BEGIN Data
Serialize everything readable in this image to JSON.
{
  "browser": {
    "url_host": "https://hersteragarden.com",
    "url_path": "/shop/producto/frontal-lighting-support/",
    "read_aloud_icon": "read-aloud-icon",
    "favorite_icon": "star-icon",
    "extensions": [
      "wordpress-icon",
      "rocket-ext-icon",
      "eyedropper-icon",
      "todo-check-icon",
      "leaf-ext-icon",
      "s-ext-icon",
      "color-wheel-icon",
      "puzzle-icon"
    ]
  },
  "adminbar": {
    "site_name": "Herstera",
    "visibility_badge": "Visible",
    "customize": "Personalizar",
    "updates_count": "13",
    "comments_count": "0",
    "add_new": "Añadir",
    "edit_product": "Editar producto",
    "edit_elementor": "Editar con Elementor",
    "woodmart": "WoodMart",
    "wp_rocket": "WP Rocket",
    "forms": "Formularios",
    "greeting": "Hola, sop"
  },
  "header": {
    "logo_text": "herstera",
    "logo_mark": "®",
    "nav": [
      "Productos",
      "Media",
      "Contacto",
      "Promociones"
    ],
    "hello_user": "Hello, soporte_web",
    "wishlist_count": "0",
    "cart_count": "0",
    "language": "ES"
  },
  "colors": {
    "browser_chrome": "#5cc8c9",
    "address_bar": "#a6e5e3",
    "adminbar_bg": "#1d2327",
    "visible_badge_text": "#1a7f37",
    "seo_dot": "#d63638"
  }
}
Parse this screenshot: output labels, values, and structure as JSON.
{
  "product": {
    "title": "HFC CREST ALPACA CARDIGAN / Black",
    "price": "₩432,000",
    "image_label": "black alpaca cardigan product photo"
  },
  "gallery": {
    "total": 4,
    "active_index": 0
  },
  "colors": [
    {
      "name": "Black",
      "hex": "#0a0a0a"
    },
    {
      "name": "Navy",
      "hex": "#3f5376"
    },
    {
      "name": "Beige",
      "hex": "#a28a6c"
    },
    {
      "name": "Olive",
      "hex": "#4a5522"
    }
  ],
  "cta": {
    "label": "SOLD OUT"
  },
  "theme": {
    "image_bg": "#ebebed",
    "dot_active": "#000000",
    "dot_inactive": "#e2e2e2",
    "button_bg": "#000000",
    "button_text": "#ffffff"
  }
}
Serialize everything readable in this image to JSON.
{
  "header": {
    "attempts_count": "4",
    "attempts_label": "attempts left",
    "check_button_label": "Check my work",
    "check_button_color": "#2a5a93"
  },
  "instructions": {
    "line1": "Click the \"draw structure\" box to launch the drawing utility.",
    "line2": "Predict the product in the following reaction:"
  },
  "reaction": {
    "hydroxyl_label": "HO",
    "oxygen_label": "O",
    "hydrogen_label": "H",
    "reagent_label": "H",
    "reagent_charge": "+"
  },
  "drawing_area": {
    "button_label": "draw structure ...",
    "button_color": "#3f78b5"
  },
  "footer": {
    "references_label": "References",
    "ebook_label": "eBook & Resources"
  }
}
END Data
- [Written task] Using the listing above, list every line in which the string "reaction" occurs.

- [Finished exercise]
    "line2": "Predict the product in the following reaction:"
  "reaction": {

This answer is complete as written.